■ **REQUIREMENT**: Produce a verbatim copy of the entries listed below.

■ **INFORMATION GIVEN**:
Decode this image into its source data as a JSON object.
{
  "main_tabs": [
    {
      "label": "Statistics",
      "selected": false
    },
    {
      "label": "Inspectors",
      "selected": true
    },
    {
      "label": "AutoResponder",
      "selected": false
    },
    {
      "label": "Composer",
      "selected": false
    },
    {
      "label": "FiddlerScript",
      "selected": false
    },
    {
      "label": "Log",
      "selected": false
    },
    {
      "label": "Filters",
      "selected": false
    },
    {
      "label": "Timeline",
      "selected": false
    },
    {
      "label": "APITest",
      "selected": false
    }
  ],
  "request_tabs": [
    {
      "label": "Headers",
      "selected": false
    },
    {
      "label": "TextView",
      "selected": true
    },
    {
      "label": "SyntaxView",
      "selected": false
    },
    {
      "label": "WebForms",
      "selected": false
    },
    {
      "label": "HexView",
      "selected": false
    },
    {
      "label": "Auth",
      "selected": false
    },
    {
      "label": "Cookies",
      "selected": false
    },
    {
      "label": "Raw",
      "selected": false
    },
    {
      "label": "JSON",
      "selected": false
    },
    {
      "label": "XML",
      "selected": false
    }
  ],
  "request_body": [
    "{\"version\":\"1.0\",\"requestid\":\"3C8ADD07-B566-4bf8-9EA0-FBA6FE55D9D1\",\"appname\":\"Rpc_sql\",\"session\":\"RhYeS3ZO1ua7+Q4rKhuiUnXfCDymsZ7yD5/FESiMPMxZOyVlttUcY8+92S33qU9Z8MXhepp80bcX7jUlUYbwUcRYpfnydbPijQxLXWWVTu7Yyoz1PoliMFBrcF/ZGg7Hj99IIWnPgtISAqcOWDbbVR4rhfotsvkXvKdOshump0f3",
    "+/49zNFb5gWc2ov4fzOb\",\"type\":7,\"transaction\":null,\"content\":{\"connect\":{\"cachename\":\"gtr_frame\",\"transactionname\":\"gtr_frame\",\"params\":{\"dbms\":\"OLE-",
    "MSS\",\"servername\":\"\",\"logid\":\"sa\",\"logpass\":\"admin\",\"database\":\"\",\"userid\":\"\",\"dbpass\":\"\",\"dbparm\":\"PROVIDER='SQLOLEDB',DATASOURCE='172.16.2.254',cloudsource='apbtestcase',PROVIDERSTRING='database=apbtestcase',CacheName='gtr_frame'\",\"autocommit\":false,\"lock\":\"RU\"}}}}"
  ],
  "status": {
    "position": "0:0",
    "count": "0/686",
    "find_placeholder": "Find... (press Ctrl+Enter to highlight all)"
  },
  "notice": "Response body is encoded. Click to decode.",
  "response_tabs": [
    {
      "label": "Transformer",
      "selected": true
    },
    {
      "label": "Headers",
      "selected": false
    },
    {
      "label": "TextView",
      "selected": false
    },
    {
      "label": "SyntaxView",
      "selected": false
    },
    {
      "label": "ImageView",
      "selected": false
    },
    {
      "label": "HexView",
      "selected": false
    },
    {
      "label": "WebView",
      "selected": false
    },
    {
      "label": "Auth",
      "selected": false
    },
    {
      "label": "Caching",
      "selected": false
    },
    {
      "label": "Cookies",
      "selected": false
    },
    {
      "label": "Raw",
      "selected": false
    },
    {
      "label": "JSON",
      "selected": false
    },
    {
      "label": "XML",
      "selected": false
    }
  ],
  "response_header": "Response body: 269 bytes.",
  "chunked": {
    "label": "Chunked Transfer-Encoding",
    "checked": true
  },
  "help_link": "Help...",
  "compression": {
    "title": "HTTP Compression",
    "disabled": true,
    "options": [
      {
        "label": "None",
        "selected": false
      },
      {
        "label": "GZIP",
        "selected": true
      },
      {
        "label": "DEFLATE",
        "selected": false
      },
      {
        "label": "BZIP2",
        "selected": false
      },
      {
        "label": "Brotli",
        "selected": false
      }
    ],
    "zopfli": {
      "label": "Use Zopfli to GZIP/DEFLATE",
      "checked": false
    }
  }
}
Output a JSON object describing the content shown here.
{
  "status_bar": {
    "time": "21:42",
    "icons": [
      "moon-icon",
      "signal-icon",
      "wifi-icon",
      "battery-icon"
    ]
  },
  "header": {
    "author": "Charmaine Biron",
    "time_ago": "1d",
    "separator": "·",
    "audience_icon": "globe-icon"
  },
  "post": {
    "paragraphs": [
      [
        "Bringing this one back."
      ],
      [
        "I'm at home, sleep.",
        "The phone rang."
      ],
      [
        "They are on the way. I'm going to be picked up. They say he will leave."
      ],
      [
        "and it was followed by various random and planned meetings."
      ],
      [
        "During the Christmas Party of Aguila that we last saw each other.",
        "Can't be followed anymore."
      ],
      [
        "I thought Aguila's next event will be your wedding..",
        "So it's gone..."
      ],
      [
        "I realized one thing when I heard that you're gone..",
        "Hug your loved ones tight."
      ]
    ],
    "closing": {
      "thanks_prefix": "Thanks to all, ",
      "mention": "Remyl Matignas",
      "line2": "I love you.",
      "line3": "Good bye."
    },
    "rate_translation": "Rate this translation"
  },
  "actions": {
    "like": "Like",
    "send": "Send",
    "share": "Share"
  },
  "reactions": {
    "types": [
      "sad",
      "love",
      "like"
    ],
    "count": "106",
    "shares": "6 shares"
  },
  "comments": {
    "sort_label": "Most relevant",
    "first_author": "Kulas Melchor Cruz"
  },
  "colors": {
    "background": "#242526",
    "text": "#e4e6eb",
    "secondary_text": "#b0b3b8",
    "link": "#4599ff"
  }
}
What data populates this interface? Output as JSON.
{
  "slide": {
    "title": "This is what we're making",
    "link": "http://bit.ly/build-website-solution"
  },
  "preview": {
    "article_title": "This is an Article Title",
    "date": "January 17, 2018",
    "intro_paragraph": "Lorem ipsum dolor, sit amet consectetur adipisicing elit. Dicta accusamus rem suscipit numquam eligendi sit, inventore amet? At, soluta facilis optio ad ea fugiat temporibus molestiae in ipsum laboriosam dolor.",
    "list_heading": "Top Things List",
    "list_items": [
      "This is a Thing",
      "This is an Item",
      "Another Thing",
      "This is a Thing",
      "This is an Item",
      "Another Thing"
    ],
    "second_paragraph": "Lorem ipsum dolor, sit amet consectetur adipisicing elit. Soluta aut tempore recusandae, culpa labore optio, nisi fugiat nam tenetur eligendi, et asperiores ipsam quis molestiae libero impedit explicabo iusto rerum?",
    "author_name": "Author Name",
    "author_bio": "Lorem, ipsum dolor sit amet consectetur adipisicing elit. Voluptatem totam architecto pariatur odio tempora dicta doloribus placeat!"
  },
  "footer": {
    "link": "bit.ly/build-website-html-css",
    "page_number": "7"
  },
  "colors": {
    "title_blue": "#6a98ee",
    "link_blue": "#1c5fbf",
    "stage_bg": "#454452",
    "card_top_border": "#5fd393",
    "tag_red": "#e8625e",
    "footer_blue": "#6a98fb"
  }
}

■ **WRITTEN RESPONSE**:
Decode this image into its source data as a JSON object.
{
  "main_tabs": [
    {
      "label": "Statistics",
      "selected": false
    },
    {
      "label": "Inspectors",
      "selected": true
    },
    {
      "label": "AutoResponder",
      "selected": false
    },
    {
      "label": "Composer",
      "selected": false
    },
    {
      "label": "FiddlerScript",
      "selected": false
    },
    {
      "label": "Log",
      "selected": false
    },
    {
      "label": "Filters",
      "selected": false
    },
    {
      "label": "Timeline",
      "selected": false
    },
    {
      "label": "APITest",
      "selected": false
    }
  ],
  "request_tabs": [
    {
      "label": "Headers",
      "selected": false
    },
    {
      "label": "TextView",
      "selected": true
    },
    {
      "label": "SyntaxView",
      "selected": false
    },
    {
      "label": "WebForms",
      "selected": false
    },
    {
      "label": "HexView",
      "selected": false
    },
    {
      "label": "Auth",
      "selected": false
    },
    {
      "label": "Cookies",
      "selected": false
    },
    {
      "label": "Raw",
      "selected": false
    },
    {
      "label": "JSON",
      "selected": false
    },
    {
      "label": "XML",
      "selected": false
    }
  ],
  "request_body": [
    "{\"version\":\"1.0\",\"requestid\":\"3C8ADD07-B566-4bf8-9EA0-FBA6FE55D9D1\",\"appname\":\"Rpc_sql\",\"session\":\"RhYeS3ZO1ua7+Q4rKhuiUnXfCDymsZ7yD5/FESiMPMxZOyVlttUcY8+92S33qU9Z8MXhepp80bcX7jUlUYbwUcRYpfnydbPijQxLXWWVTu7Yyoz1PoliMFBrcF/ZGg7Hj99IIWnPgtISAqcOWDbbVR4rhfotsvkXvKdOshump0f3",
    "+/49zNFb5gWc2ov4fzOb\",\"type\":7,\"transaction\":null,\"content\":{\"connect\":{\"cachename\":\"gtr_frame\",\"transactionname\":\"gtr_frame\",\"params\":{\"dbms\":\"OLE-",
    "MSS\",\"servername\":\"\",\"logid\":\"sa\",\"logpass\":\"admin\",\"database\":\"\",\"userid\":\"\",\"dbpass\":\"\",\"dbparm\":\"PROVIDER='SQLOLEDB',DATASOURCE='172.16.2.254',cloudsource='apbtestcase',PROVIDERSTRING='database=apbtestcase',CacheName='gtr_frame'\",\"autocommit\":false,\"lock\":\"RU\"}}}}"
  ],
  "status": {
    "position": "0:0",
    "count": "0/686",
    "find_placeholder": "Find... (press Ctrl+Enter to highlight all)"
  },
  "notice": "Response body is encoded. Click to decode.",
  "response_tabs": [
    {
      "label": "Transformer",
      "selected": true
    },
    {
      "label": "Headers",
      "selected": false
    },
    {
      "label": "TextView",
      "selected": false
    },
    {
      "label": "SyntaxView",
      "selected": false
    },
    {
      "label": "ImageView",
      "selected": false
    },
    {
      "label": "HexView",
      "selected": false
    },
    {
      "label": "WebView",
      "selected": false
    },
    {
      "label": "Auth",
      "selected": false
    },
    {
      "label": "Caching",
      "selected": false
    },
    {
      "label": "Cookies",
      "selected": false
    },
    {
      "label": "Raw",
      "selected": false
    },
    {
      "label": "JSON",
      "selected": false
    },
    {
      "label": "XML",
      "selected": false
    }
  ],
  "response_header": "Response body: 269 bytes.",
  "chunked": {
    "label": "Chunked Transfer-Encoding",
    "checked": true
  },
  "help_link": "Help...",
  "compression": {
    "title": "HTTP Compression",
    "disabled": true,
    "options": [
      {
        "label": "None",
        "selected": false
      },
      {
        "label": "GZIP",
        "selected": true
      },
      {
        "label": "DEFLATE",
        "selected": false
      },
      {
        "label": "BZIP2",
        "selected": false
      },
      {
        "label": "Brotli",
        "selected": false
      }
    ],
    "zopfli": {
      "label": "Use Zopfli to GZIP/DEFLATE",
      "checked": false
    }
  }
}
Output a JSON object describing the content shown here.
{
  "status_bar": {
    "time": "21:42",
    "icons": [
      "moon-icon",
      "signal-icon",
      "wifi-icon",
      "battery-icon"
    ]
  },
  "header": {
    "author": "Charmaine Biron",
    "time_ago": "1d",
    "separator": "·",
    "audience_icon": "globe-icon"
  },
  "post": {
    "paragraphs": [
      [
        "Bringing this one back."
      ],
      [
        "I'm at home, sleep.",
        "The phone rang."
      ],
      [
        "They are on the way. I'm going to be picked up. They say he will leave."
      ],
      [
        "and it was followed by various random and planned meetings."
      ],
      [
        "During the Christmas Party of Aguila that we last saw each other.",
        "Can't be followed anymore."
      ],
      [
        "I thought Aguila's next event will be your wedding..",
        "So it's gone..."
      ],
      [
        "I realized one thing when I heard that you're gone..",
        "Hug your loved ones tight."
      ]
    ],
    "closing": {
      "thanks_prefix": "Thanks to all, ",
      "mention": "Remyl Matignas",
      "line2": "I love you.",
      "line3": "Good bye."
    },
    "rate_translation": "Rate this translation"
  },
  "actions": {
    "like": "Like",
    "send": "Send",
    "share": "Share"
  },
  "reactions": {
    "types": [
      "sad",
      "love",
      "like"
    ],
    "count": "106",
    "shares": "6 shares"
  },
  "comments": {
    "sort_label": "Most relevant",
    "first_author": "Kulas Melchor Cruz"
  },
  "colors": {
    "background": "#242526",
    "text": "#e4e6eb",
    "secondary_text": "#b0b3b8",
    "link": "#4599ff"
  }
}
What data populates this interface? Output as JSON.
{
  "slide": {
    "title": "This is what we're making",
    "link": "http://bit.ly/build-website-solution"
  },
  "preview": {
    "article_title": "This is an Article Title",
    "date": "January 17, 2018",
    "intro_paragraph": "Lorem ipsum dolor, sit amet consectetur adipisicing elit. Dicta accusamus rem suscipit numquam eligendi sit, inventore amet? At, soluta facilis optio ad ea fugiat temporibus molestiae in ipsum laboriosam dolor.",
    "list_heading": "Top Things List",
    "list_items": [
      "This is a Thing",
      "This is an Item",
      "Another Thing",
      "This is a Thing",
      "This is an Item",
      "Another Thing"
    ],
    "second_paragraph": "Lorem ipsum dolor, sit amet consectetur adipisicing elit. Soluta aut tempore recusandae, culpa labore optio, nisi fugiat nam tenetur eligendi, et asperiores ipsam quis molestiae libero impedit explicabo iusto rerum?",
    "author_name": "Author Name",
    "author_bio": "Lorem, ipsum dolor sit amet consectetur adipisicing elit. Voluptatem totam architecto pariatur odio tempora dicta doloribus placeat!"
  },
  "footer": {
    "link": "bit.ly/build-website-html-css",
    "page_number": "7"
  },
  "colors": {
    "title_blue": "#6a98ee",
    "link_blue": "#1c5fbf",
    "stage_bg": "#454452",
    "card_top_border": "#5fd393",
    "tag_red": "#e8625e",
    "footer_blue": "#6a98fb"
  }
}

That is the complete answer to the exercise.